What needs to be done ::
Only the lines from the one with "What data populates" to the end of the data below should be given again, exactly, with both ends included and pictures omitted.

◆ ◆ ◆

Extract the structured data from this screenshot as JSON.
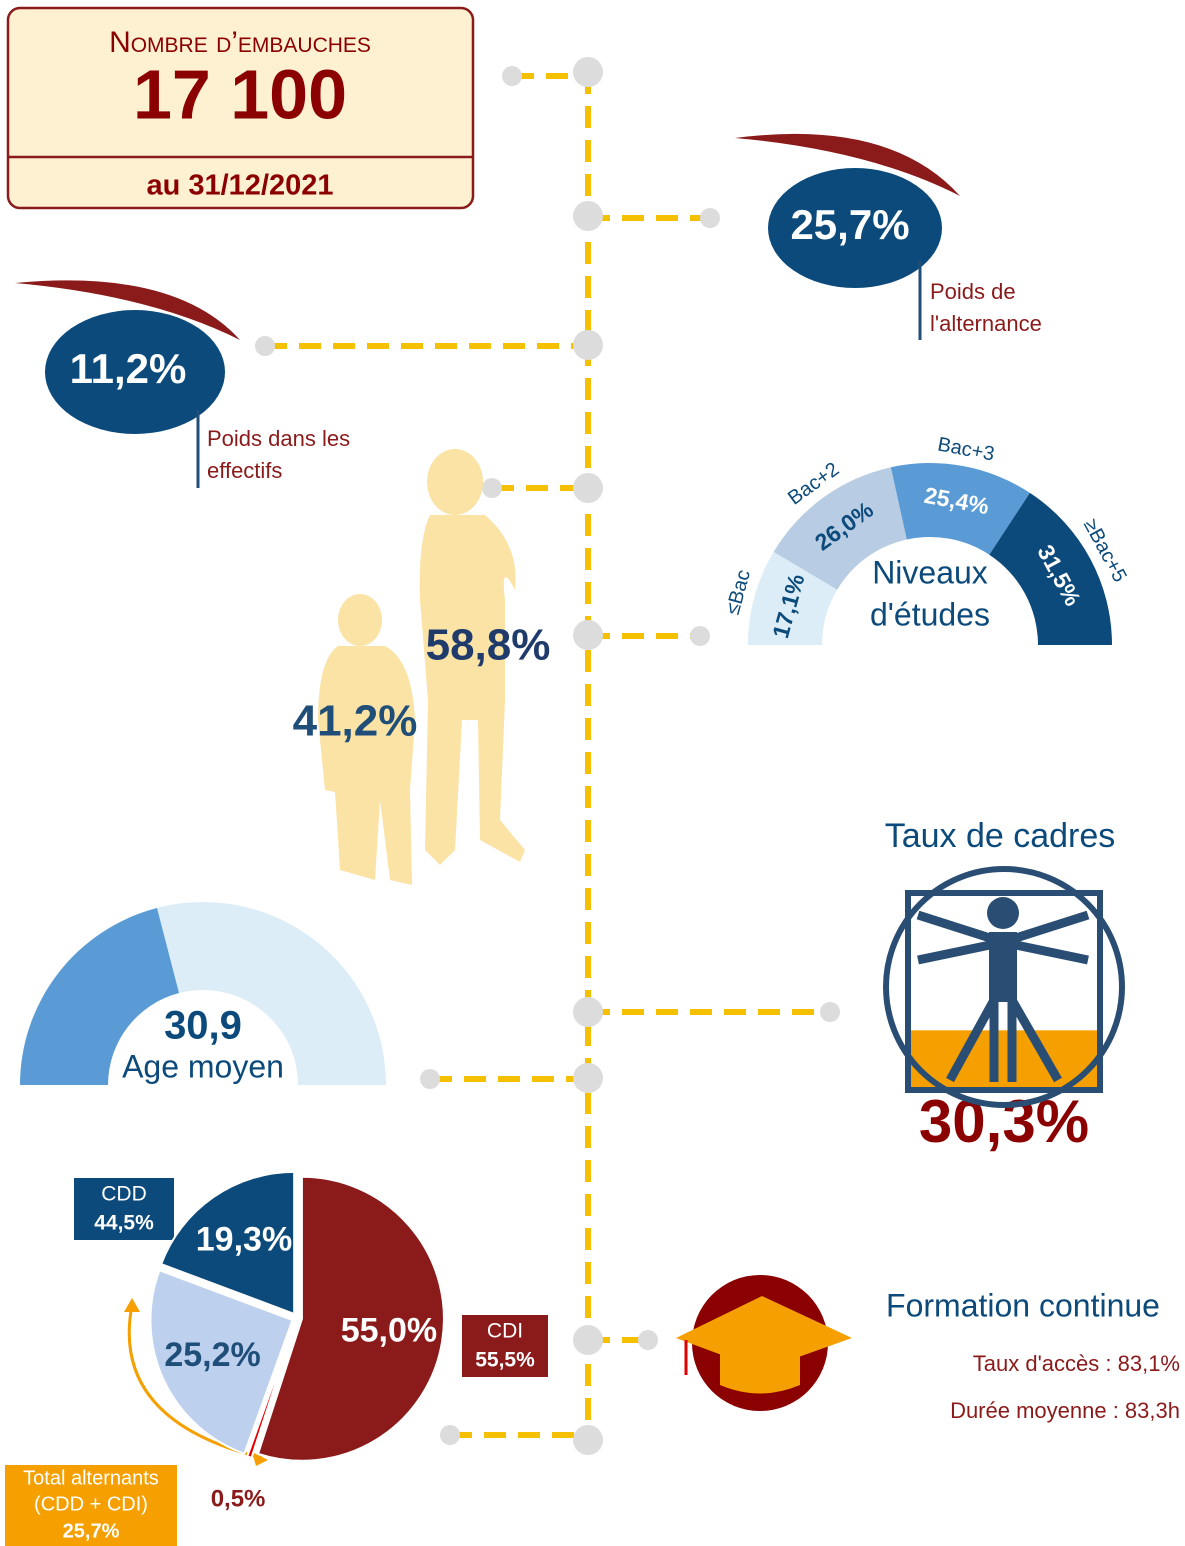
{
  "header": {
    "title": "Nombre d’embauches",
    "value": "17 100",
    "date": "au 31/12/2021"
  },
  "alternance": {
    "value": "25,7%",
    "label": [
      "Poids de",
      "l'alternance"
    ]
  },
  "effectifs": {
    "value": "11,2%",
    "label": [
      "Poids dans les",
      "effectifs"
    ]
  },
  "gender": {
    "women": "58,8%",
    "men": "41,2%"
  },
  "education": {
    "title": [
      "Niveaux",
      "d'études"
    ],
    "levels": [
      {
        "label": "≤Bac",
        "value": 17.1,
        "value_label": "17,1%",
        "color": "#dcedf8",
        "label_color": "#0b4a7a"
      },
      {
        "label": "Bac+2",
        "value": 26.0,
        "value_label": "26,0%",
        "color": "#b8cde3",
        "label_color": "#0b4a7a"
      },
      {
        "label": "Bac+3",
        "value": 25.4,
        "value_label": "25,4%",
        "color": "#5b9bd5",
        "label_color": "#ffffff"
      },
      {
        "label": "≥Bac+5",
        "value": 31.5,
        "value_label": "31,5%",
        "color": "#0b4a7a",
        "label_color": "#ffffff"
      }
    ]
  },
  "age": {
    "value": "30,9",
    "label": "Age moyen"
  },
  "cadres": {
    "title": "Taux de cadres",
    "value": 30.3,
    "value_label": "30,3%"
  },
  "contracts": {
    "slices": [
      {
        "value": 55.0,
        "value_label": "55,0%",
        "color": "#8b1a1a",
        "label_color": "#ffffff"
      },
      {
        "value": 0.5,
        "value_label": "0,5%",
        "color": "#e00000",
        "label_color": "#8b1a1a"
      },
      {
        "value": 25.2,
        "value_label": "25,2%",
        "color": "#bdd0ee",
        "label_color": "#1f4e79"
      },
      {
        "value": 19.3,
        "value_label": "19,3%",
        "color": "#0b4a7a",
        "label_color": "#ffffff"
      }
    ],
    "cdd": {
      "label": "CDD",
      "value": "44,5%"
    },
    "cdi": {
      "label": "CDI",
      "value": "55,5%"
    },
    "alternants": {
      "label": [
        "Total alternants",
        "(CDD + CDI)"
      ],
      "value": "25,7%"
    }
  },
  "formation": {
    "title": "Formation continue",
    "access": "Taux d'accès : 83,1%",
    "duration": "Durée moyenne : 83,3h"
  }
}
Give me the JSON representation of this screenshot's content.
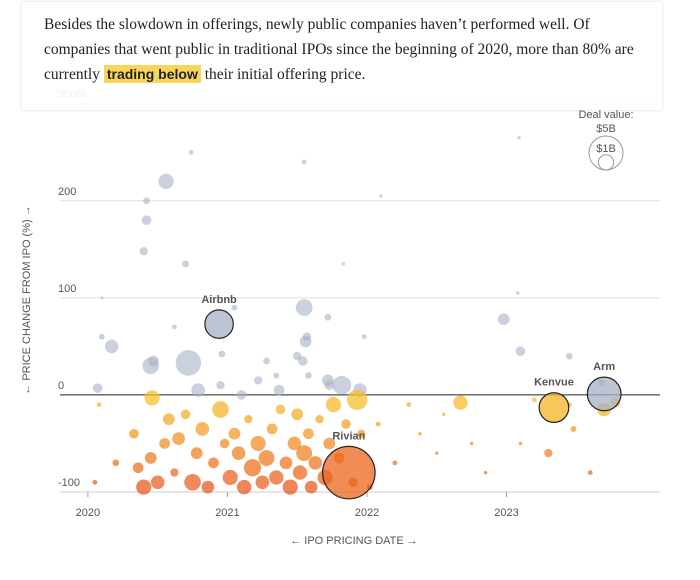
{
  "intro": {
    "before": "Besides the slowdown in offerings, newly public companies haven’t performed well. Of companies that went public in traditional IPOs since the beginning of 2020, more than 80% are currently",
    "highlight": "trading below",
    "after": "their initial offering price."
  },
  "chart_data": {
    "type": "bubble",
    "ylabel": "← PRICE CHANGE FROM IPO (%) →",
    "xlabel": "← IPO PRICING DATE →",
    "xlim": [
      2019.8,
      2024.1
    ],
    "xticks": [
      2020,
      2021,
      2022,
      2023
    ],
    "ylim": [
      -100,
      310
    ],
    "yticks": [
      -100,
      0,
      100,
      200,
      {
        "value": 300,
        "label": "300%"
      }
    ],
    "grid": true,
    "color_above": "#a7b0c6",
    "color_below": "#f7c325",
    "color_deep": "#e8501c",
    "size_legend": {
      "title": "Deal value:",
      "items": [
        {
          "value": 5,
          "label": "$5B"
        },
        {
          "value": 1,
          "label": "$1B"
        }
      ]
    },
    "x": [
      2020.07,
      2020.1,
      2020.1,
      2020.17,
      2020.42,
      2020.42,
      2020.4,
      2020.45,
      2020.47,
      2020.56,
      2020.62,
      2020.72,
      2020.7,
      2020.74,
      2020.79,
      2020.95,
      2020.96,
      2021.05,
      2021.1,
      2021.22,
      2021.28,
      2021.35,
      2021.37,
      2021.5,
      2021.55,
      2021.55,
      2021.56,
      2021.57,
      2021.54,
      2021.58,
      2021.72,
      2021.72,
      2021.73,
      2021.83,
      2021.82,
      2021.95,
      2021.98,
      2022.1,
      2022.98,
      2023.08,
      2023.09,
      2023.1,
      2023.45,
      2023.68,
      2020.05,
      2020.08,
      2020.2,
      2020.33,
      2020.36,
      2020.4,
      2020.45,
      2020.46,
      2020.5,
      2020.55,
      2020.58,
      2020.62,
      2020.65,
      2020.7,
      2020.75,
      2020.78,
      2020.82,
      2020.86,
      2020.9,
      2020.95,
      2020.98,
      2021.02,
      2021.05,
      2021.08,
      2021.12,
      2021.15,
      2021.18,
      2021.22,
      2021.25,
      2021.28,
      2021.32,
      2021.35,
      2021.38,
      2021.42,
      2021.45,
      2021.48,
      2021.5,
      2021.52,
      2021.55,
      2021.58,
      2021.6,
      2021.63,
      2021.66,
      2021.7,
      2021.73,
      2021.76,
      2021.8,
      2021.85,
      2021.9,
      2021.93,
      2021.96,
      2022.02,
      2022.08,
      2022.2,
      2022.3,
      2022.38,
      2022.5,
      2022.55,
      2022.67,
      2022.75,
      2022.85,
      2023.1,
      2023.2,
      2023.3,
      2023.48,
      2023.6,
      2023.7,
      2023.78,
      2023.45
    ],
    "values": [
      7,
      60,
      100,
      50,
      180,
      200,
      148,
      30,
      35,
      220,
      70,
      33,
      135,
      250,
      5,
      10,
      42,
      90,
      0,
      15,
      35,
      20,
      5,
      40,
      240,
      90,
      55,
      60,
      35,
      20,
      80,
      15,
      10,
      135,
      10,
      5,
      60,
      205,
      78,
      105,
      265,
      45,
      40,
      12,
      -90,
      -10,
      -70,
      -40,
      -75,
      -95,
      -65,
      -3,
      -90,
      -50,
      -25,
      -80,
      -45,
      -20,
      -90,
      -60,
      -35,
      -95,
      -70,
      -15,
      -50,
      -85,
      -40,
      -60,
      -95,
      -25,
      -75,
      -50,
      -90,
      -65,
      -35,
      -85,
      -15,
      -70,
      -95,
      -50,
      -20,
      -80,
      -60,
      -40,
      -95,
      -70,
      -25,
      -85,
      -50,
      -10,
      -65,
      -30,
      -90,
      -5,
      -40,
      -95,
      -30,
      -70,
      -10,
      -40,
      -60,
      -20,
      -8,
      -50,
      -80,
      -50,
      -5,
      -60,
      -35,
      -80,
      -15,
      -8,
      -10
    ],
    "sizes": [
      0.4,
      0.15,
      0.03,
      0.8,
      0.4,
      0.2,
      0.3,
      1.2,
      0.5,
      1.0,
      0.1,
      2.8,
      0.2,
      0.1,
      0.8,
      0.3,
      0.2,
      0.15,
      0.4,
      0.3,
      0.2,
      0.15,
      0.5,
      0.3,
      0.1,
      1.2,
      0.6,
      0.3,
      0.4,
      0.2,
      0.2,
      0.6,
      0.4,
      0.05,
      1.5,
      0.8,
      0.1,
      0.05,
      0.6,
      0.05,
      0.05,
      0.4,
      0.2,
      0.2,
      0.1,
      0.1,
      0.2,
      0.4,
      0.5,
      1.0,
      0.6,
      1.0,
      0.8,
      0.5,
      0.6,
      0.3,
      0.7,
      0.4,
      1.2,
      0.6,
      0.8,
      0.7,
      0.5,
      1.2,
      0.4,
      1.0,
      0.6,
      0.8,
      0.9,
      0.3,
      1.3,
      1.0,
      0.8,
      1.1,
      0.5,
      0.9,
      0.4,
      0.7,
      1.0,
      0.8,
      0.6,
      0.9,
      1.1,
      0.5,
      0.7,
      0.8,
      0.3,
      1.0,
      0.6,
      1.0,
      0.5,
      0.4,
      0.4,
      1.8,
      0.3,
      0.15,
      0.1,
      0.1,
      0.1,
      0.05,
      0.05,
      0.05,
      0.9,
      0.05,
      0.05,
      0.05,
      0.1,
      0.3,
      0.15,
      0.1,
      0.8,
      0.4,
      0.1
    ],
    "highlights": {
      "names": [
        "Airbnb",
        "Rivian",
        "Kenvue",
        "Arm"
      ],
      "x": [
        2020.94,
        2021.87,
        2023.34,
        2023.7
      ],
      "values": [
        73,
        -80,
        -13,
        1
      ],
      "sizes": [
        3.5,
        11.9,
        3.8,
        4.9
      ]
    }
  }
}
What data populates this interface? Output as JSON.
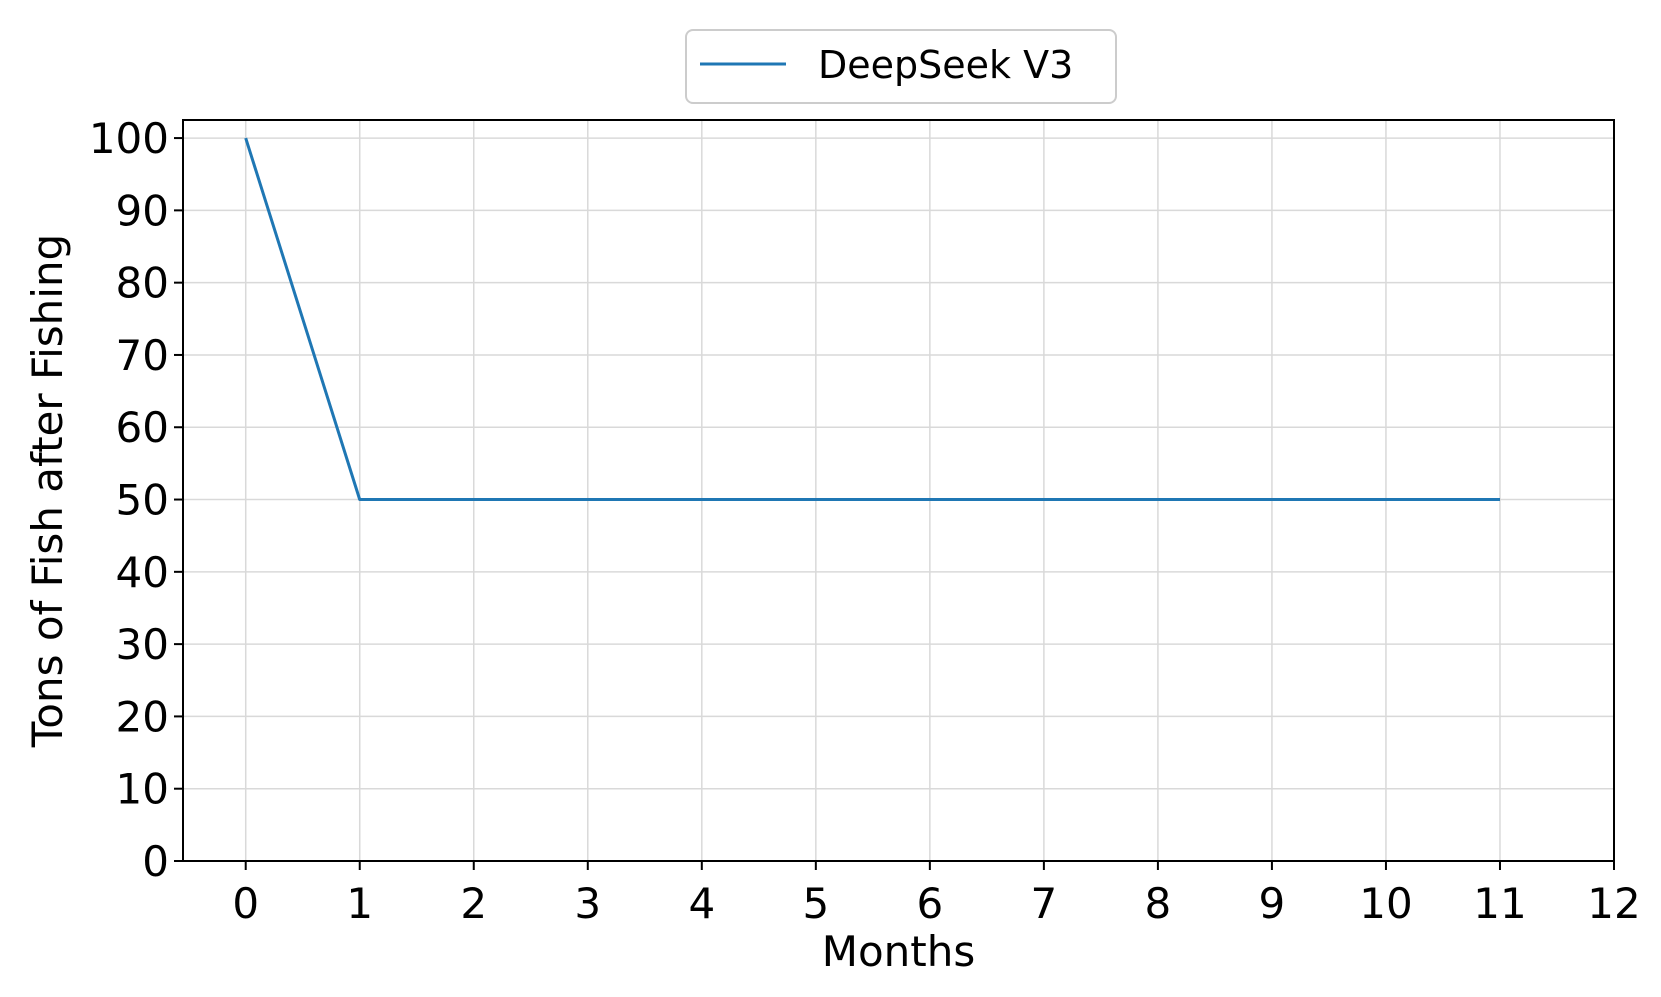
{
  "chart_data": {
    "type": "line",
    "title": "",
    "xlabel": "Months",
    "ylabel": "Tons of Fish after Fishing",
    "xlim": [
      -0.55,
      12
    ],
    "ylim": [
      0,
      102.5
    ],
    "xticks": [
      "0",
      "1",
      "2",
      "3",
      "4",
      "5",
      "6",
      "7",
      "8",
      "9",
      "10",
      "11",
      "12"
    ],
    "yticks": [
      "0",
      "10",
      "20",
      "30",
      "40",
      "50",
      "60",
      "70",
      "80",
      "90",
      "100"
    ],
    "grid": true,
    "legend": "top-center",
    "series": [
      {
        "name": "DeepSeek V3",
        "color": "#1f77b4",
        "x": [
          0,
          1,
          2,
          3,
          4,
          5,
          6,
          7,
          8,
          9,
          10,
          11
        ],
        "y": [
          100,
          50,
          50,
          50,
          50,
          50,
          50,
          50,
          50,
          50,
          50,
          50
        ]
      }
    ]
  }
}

◆ ◆ ◆

Solution ::
What data populates this interface? Output as JSON.
{
  "chart_data": {
    "type": "line",
    "title": "",
    "xlabel": "Months",
    "ylabel": "Tons of Fish after Fishing",
    "xlim": [
      -0.55,
      12
    ],
    "ylim": [
      0,
      102.5
    ],
    "xticks": [
      "0",
      "1",
      "2",
      "3",
      "4",
      "5",
      "6",
      "7",
      "8",
      "9",
      "10",
      "11",
      "12"
    ],
    "yticks": [
      "0",
      "10",
      "20",
      "30",
      "40",
      "50",
      "60",
      "70",
      "80",
      "90",
      "100"
    ],
    "grid": true,
    "legend": "top-center",
    "series": [
      {
        "name": "DeepSeek V3",
        "color": "#1f77b4",
        "x": [
          0,
          1,
          2,
          3,
          4,
          5,
          6,
          7,
          8,
          9,
          10,
          11
        ],
        "y": [
          100,
          50,
          50,
          50,
          50,
          50,
          50,
          50,
          50,
          50,
          50,
          50
        ]
      }
    ]
  }
}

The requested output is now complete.